▽

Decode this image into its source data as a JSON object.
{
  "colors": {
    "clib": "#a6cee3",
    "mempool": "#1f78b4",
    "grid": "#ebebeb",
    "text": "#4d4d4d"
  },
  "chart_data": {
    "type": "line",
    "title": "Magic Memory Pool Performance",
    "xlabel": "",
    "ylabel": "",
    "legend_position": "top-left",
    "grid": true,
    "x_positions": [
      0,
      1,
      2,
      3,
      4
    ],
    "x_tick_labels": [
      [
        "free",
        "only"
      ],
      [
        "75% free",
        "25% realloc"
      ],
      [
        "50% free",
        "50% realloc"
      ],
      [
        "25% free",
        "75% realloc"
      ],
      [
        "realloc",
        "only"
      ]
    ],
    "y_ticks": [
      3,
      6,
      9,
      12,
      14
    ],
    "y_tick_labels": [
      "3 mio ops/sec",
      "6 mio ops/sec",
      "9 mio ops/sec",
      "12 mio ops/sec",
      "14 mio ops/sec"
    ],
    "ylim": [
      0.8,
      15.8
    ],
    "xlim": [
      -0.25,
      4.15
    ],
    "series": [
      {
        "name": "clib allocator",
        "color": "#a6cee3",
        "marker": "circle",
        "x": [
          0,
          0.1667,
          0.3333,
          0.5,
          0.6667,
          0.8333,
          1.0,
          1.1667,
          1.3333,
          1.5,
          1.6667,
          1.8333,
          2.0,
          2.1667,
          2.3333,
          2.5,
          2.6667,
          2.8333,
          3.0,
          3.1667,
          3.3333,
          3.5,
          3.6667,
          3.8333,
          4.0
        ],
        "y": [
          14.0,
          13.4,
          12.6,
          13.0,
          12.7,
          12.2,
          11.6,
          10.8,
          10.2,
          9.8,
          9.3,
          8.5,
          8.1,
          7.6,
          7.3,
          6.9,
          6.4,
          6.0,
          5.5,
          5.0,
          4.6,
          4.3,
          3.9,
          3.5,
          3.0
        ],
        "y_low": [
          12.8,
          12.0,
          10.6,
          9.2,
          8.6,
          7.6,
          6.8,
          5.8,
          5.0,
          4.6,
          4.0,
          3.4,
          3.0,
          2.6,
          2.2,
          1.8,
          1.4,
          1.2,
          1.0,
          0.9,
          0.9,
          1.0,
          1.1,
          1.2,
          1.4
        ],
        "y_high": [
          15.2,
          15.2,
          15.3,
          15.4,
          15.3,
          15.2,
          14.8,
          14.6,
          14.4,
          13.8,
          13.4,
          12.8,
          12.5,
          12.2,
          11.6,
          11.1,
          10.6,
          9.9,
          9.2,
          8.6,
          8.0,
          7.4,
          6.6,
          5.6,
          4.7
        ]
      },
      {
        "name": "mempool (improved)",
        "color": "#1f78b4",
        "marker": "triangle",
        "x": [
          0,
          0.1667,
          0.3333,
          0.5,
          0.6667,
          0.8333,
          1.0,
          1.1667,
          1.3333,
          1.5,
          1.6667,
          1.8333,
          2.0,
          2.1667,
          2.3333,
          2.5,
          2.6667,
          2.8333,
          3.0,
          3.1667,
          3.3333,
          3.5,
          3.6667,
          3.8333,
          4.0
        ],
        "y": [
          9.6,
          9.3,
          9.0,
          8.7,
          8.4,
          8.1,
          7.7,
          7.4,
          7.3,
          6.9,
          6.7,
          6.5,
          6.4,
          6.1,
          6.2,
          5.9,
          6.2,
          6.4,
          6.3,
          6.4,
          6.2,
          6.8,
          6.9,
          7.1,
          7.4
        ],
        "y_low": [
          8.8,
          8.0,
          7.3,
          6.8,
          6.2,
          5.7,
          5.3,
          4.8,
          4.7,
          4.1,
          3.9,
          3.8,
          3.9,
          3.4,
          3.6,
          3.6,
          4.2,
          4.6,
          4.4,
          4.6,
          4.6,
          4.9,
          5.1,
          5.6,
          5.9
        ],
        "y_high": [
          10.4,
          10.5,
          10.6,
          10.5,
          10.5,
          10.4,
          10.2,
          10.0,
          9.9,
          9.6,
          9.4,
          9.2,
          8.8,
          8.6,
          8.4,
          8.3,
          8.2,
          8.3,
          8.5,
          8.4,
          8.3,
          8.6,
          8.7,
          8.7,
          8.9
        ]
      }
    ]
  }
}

△

■ Written task
Pull every line holding "mempool" out of the records.

■ Reply
    "mempool": "#1f78b4",
        "name": "mempool (improved)",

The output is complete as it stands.